EXERCISE:
Work out how many lines in the listing below include the word "ванна"; answer with the number alone.
#### MATERIAL FOR THE TASK ####
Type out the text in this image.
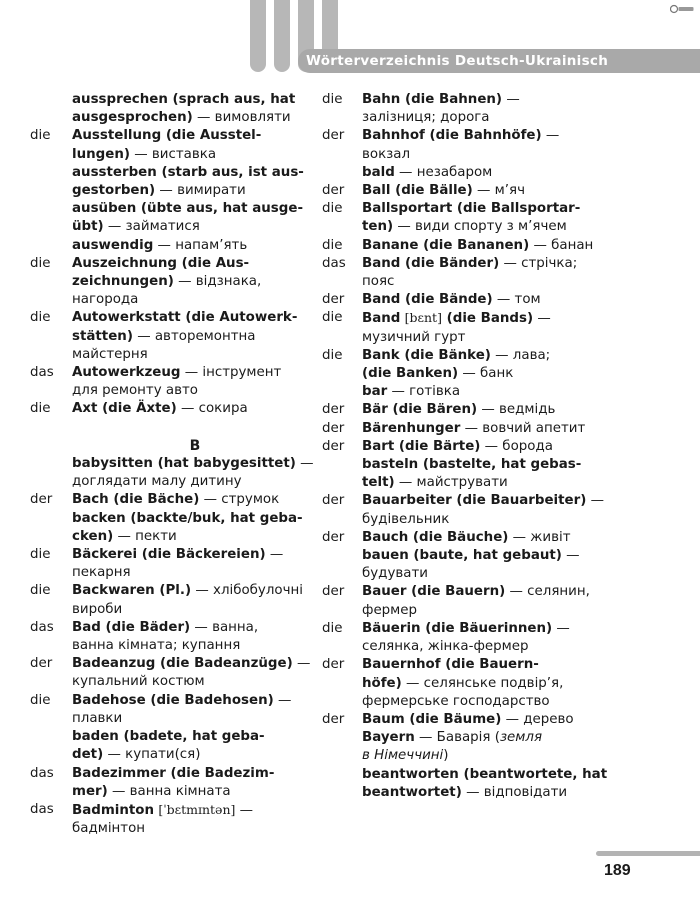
Wörterverzeichnis Deutsch-Ukrainisch
aussprechen (sprach aus, hat
ausgesprochen) — вимовляти
die	Ausstellung (die Ausstel-
lungen) — виставка
aussterben (starb aus, ist aus-
gestorben) — вимирати
ausüben (übte aus, hat ausge-
übt) — займатися
auswendig — напам’ять
die	Auszeichnung (die Aus-
zeichnungen) — відзнака,
нагорода
die	Autowerkstatt (die Autowerk-
stätten) — авторемонтна
майстерня
das	Autowerkzeug — інструмент
для ремонту авто
die	Axt (die Äxte) — сокира
B
babysitten (hat babygesittet) —
доглядати малу дитину
der	Bach (die Bäche) — струмок
backen (backte/buk, hat geba-
cken) — пекти
die	Bäckerei (die Bäckereien) —
пекарня
die	Backwaren (Pl.) — хлібобулочні
вироби
das	Bad (die Bäder) — ванна,
ванна кімната; купання
der	Badeanzug (die Badeanzüge) —
купальний костюм
die	Badehose (die Badehosen) —
плавки
baden (badete, hat geba-
det) — купати(ся)
das	Badezimmer (die Badezim-
mer) — ванна кімната
das	Badminton [ˈbɛtmɪntən] —
бадмінтон
die	Bahn (die Bahnen) —
залізниця; дорога
der	Bahnhof (die Bahnhöfe) —
вокзал
bald — незабаром
der	Ball (die Bälle) — м’яч
die	Ballsportart (die Ballsportar-
ten) — види спорту з м’ячем
die	Banane (die Bananen) — банан
das	Band (die Bänder) — стрічка;
пояс
der	Band (die Bände) — том
die	Band [bɛnt] (die Bands) —
музичний гурт
die	Bank (die Bänke) — лава;
(die Banken) — банк
bar — готівка
der	Bär (die Bären) — ведмідь
der	Bärenhunger — вовчий апетит
der	Bart (die Bärte) — борода
basteln (bastelte, hat gebas-
telt) — майструвати
der	Bauarbeiter (die Bauarbeiter) —
будівельник
der	Bauch (die Bäuche) — живіт
bauen (baute, hat gebaut) —
будувати
der	Bauer (die Bauern) — селянин,
фермер
die	Bäuerin (die Bäuerinnen) —
селянка, жінка-фермер
der	Bauernhof (die Bauern-
höfe) — селянське подвір’я,
фермерське господарство
der	Baum (die Bäume) — дерево
Bayern — Баварія (земля
в Німеччині)
beantworten (beantwortete, hat
beantwortet) — відповідати
189
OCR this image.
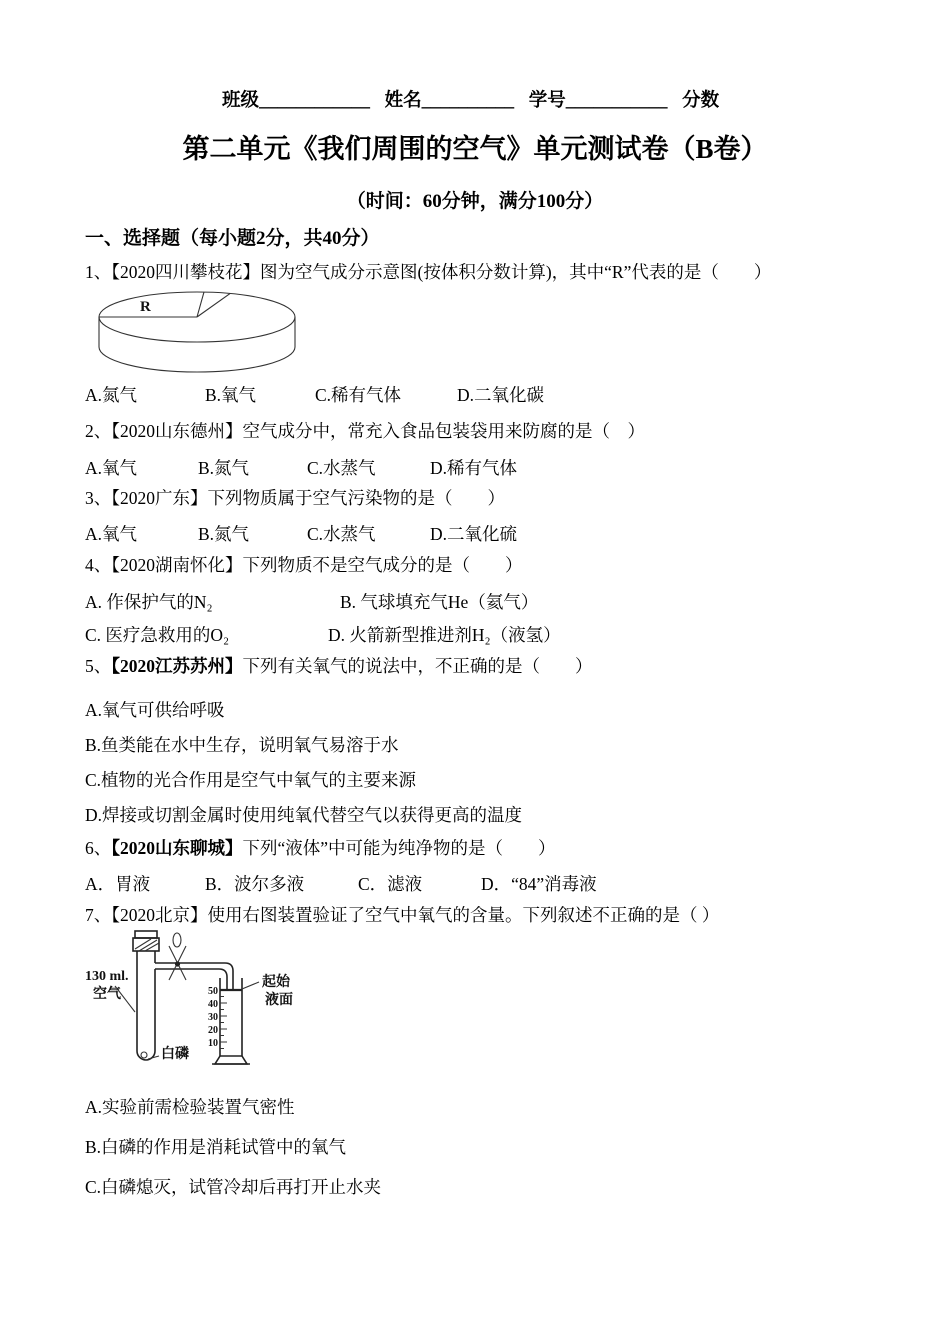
班级____________ 姓名__________ 学号___________ 分数
第二单元《我们周围的空气》单元测试卷（B卷）
（时间：60分钟，满分100分）
一、选择题（每小题2分，共40分）
1、【2020四川攀枝花】图为空气成分示意图(按体积分数计算)，其中“R”代表的是（　　）
R
A.氮气	B.氧气	C.稀有气体	D.二氧化碳
2、【2020山东德州】空气成分中，常充入食品包装袋用来防腐的是（　）
A.氧气	B.氮气	C.水蒸气	D.稀有气体
3、【2020广东】下列物质属于空气污染物的是（　　）
A.氧气	B.氮气	C.水蒸气	D.二氧化硫
4、【2020湖南怀化】下列物质不是空气成分的是（　　）
A. 作保护气的N₂	B. 气球填充气He（氦气）
C. 医疗急救用的O₂	D. 火箭新型推进剂H₂（液氢）
5、【2020江苏苏州】下列有关氧气的说法中，不正确的是（　　）
A.氧气可供给呼吸
B.鱼类能在水中生存，说明氧气易溶于水
C.植物的光合作用是空气中氧气的主要来源
D.焊接或切割金属时使用纯氧代替空气以获得更高的温度
6、【2020山东聊城】下列“液体”中可能为纯净物的是（　　）
A．胃液	B．波尔多液	C．滤液	D．“84”消毒液
7、【2020北京】使用右图装置验证了空气中氧气的含量。下列叙述不正确的是（ ）
50
40
30
20
10
130 ml.
空气
起始
液面
白磷
A.实验前需检验装置气密性
B.白磷的作用是消耗试管中的氧气
C.白磷熄灭，试管冷却后再打开止水夹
####
RESULT:
3